■ **DIRECTION A**: According to the blog excerpt, what event has all of Montreal out and about?
■ **DIRECTION B**: Using the blog excerpt, mark each statement yes or no and quote the words that decide it. (i) The writer chose to go out and take part in Nuit Blanche. (ii) One of the writer's good friends lives on the ground floor of the block with the other apartment. (iii) The writer's first run of the year was Couch to 5k W1D1.
■ **DIRECTION C**: Carry the blog excerpt forward from its final sentence.

■ **EXTRACTED TEXT**:
↓

60h week here I come…
1st run of the year…
Couch to 5k W1D1 in the books in what feels like -20C weather. My lungs feel like they’ve just been put in a blender.
Now, I rest.
All of Montreal is out and about for Nuit Blanche. The penguins are outside at the biodome, there are shows and gallery parties and then some until tomorrow. I really want to go out and take part, but my body is killing me. I feel like I’ve been run over by a very large truck.
So I’m choosing to stay in, take a Zzzquil and sleep as much as possible.
What an exciting life I lead…
I was pretty upset the last time that I posted. I wanted to take a moment to say thank you for all the messages, virtual hugs, offers for revenge, etc. I appreciate it more than you can imagine. Thank you Internet for being there for me!!!
But luck would have it that I would find another apartment in a block where the landlords are super sweet and one of my good friends lives on the ground floor.
I’m crossing my fingers and toes that I get it.
Apparently I’ve become the person who puts #chia and #hemp seeds in my salad. #cravingaburger #thisiswhatmyfoodeats #healthy #lunch
Humiliation is going to visit an apartment advertised and not having any questions answered or even being acknowledged.

↑

Saved entries:
↓

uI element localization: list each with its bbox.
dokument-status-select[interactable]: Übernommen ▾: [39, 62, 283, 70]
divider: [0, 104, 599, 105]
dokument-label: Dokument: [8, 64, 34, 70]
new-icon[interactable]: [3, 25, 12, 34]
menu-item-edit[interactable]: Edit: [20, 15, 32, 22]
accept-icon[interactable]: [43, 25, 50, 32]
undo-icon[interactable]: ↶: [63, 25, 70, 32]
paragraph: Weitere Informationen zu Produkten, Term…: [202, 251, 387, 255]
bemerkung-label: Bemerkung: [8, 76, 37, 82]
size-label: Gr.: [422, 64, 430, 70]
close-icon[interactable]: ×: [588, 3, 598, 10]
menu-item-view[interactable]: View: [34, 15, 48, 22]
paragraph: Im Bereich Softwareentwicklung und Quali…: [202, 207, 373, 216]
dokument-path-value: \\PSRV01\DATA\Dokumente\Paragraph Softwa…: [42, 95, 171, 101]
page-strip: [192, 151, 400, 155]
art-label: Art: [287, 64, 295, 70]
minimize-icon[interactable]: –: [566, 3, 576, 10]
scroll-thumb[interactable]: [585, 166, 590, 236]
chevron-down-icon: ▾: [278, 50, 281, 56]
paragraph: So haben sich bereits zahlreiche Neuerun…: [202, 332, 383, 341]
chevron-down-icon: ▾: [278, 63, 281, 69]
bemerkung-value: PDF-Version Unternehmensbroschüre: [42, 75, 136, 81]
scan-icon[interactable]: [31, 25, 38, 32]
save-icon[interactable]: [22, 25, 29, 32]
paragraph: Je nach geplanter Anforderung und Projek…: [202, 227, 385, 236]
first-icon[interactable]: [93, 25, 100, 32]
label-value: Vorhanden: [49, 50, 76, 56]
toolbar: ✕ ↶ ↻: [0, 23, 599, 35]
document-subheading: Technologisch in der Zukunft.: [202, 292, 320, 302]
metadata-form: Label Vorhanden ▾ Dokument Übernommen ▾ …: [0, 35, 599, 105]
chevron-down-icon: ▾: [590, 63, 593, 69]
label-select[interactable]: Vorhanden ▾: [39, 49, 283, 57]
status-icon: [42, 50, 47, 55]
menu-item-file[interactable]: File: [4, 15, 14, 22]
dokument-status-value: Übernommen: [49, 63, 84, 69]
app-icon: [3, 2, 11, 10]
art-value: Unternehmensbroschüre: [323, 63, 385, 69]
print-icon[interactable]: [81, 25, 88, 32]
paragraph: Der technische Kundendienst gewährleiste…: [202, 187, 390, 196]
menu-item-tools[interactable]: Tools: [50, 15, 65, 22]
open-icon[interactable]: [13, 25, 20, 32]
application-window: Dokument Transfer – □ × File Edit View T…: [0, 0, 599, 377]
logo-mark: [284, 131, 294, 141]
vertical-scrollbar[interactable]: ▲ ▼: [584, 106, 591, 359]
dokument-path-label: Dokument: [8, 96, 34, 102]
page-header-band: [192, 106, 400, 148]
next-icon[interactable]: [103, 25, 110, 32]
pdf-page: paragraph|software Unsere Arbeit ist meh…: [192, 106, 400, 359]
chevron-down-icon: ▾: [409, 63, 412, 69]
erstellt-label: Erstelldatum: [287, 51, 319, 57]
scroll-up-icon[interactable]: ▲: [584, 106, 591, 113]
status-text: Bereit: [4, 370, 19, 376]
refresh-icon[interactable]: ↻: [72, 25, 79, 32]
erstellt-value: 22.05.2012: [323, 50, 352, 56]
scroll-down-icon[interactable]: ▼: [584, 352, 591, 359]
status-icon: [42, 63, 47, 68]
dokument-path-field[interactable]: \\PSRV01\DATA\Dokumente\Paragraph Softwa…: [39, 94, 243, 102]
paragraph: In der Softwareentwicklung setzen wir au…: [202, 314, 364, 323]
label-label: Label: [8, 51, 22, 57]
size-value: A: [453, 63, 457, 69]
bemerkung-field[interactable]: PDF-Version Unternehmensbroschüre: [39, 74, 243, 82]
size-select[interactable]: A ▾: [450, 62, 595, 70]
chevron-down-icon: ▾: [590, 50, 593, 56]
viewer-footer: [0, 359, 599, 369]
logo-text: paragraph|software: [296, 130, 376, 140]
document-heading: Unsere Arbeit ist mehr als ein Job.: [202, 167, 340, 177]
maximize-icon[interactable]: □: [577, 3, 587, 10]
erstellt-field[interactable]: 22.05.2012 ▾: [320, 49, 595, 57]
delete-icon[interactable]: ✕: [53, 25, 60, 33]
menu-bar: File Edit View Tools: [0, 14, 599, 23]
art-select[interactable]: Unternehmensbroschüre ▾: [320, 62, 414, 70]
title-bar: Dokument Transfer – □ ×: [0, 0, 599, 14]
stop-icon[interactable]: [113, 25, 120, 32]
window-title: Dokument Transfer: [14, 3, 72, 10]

↑

■ **EXPECTED OUTPUT A**: Nuit Blanche.

■ **EXPECTED OUTPUT B**:
(i) No: "So I’m choosing to stay in, take a Zzzquil and sleep as much as possible."
(ii) Yes: "one of my good friends lives on the ground floor."
(iii) Yes: "Couch to 5k W1D1 in the books in what feels like -20C weather."

■ **EXPECTED OUTPUT C**:
Humiliation is seeing all the other people who visited before me leave with application forms and being told that there is a 45$ fee to apply for the place and they don’t want to take everyone’s money.
Humiliation is being told that they’ll call me if another apartment in the building becomes available, without asking for my name or contact info, and trying to close the door on me.
Humiliation is fighting back tears all the way to my car while feeling so small and so insignificant.
The worst part, is that when I called my mom afterwards in all sorts of distress her reaction was: “Oh honey, you need to be a little stronger because this isn’t the last time that this will happen to you.”
The worst part is, I know that she’s right.
It’s 1C outside and terrasses are open. Outdoor brunch in winter jacket: done.